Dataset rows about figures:
------------------------------------
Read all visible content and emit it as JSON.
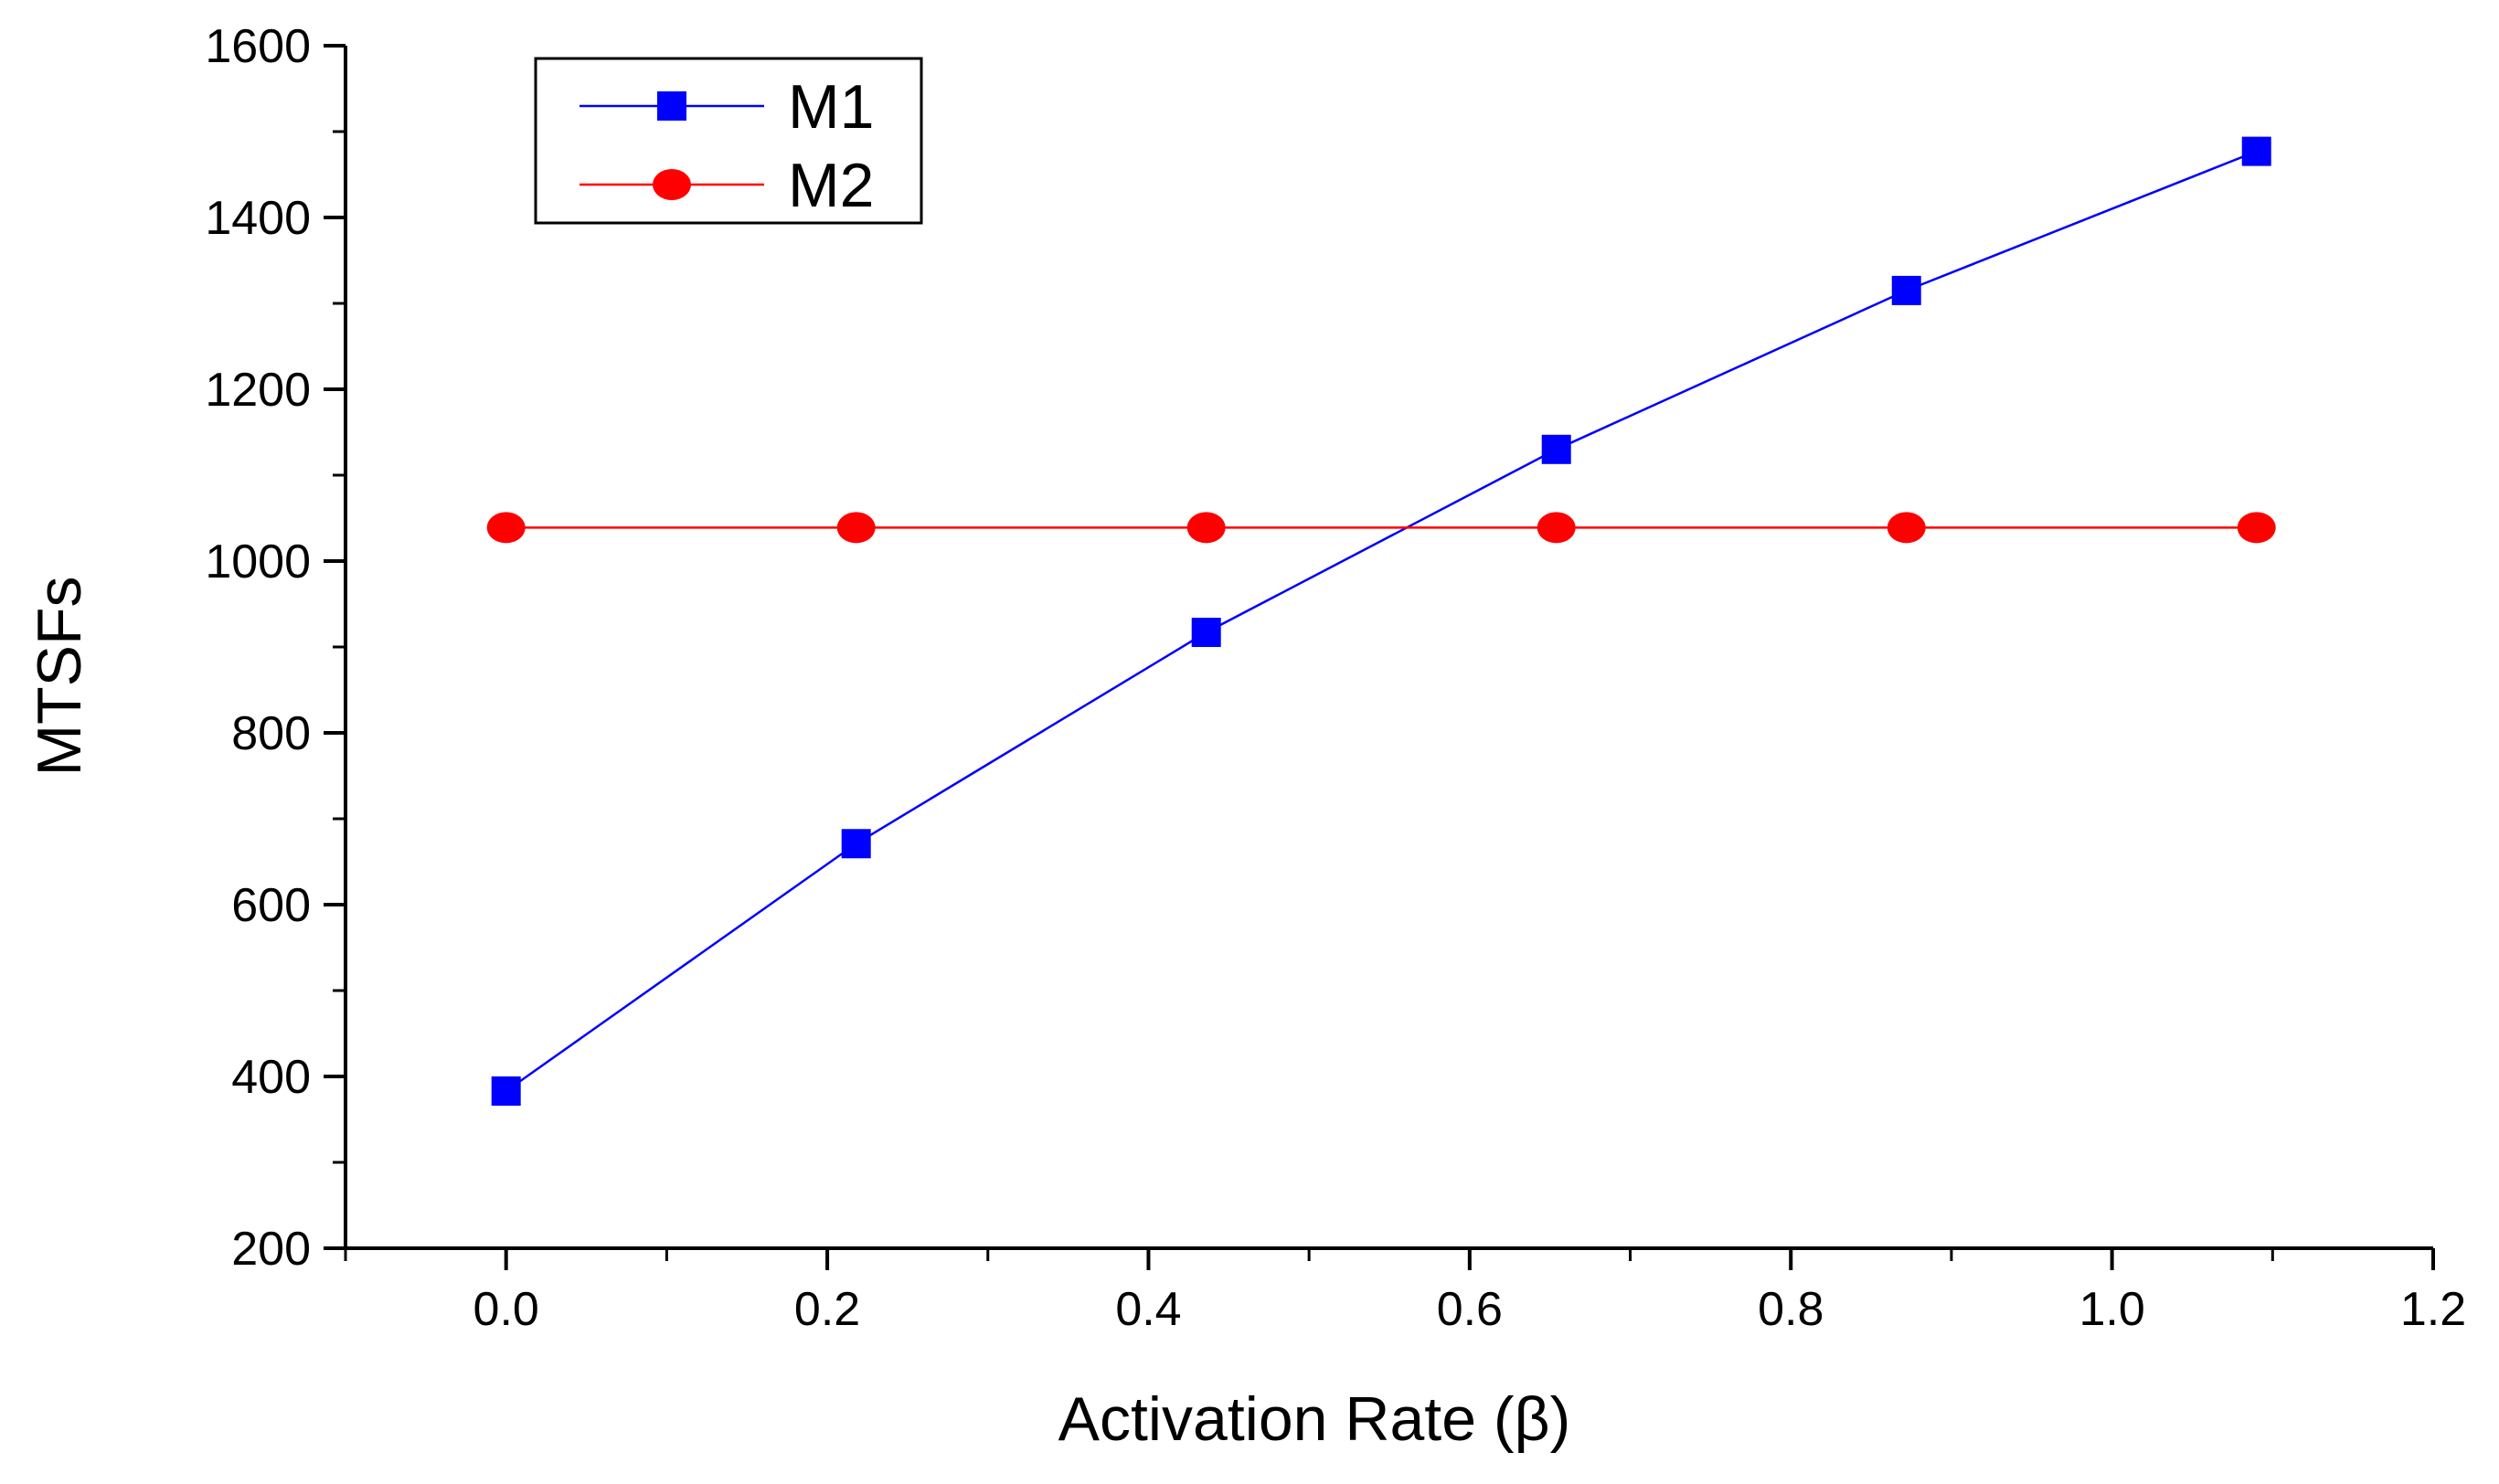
{
  "chart_data": {
    "type": "line",
    "xlabel": "Activation Rate (β)",
    "ylabel": "MTSFs",
    "xlim": [
      -0.1,
      1.2
    ],
    "ylim": [
      200,
      1600
    ],
    "x_ticks": [
      "0.0",
      "0.2",
      "0.4",
      "0.6",
      "0.8",
      "1.0",
      "1.2"
    ],
    "x_tick_values": [
      0.0,
      0.2,
      0.4,
      0.6,
      0.8,
      1.0,
      1.2
    ],
    "y_ticks": [
      "200",
      "400",
      "600",
      "800",
      "1000",
      "1200",
      "1400",
      "1600"
    ],
    "y_tick_values": [
      200,
      400,
      600,
      800,
      1000,
      1200,
      1400,
      1600
    ],
    "grid": false,
    "legend_position": "top-left",
    "series": [
      {
        "name": "M1",
        "marker": "square",
        "color": "#0000ff",
        "x": [
          0.0,
          0.218,
          0.436,
          0.654,
          0.872,
          1.09
        ],
        "y": [
          383,
          671,
          917,
          1130,
          1315,
          1477
        ]
      },
      {
        "name": "M2",
        "marker": "circle",
        "color": "#ff0000",
        "x": [
          0.0,
          0.218,
          0.436,
          0.654,
          0.872,
          1.09
        ],
        "y": [
          1039,
          1039,
          1039,
          1039,
          1039,
          1039
        ]
      }
    ]
  }
}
------------------------------------
Work to do: Transcribe the records above verbatim. Do not carry over any picture.

The solution:
Read all visible content and emit it as JSON.
{
  "chart_data": {
    "type": "line",
    "xlabel": "Activation Rate (β)",
    "ylabel": "MTSFs",
    "xlim": [
      -0.1,
      1.2
    ],
    "ylim": [
      200,
      1600
    ],
    "x_ticks": [
      "0.0",
      "0.2",
      "0.4",
      "0.6",
      "0.8",
      "1.0",
      "1.2"
    ],
    "x_tick_values": [
      0.0,
      0.2,
      0.4,
      0.6,
      0.8,
      1.0,
      1.2
    ],
    "y_ticks": [
      "200",
      "400",
      "600",
      "800",
      "1000",
      "1200",
      "1400",
      "1600"
    ],
    "y_tick_values": [
      200,
      400,
      600,
      800,
      1000,
      1200,
      1400,
      1600
    ],
    "grid": false,
    "legend_position": "top-left",
    "series": [
      {
        "name": "M1",
        "marker": "square",
        "color": "#0000ff",
        "x": [
          0.0,
          0.218,
          0.436,
          0.654,
          0.872,
          1.09
        ],
        "y": [
          383,
          671,
          917,
          1130,
          1315,
          1477
        ]
      },
      {
        "name": "M2",
        "marker": "circle",
        "color": "#ff0000",
        "x": [
          0.0,
          0.218,
          0.436,
          0.654,
          0.872,
          1.09
        ],
        "y": [
          1039,
          1039,
          1039,
          1039,
          1039,
          1039
        ]
      }
    ]
  }
}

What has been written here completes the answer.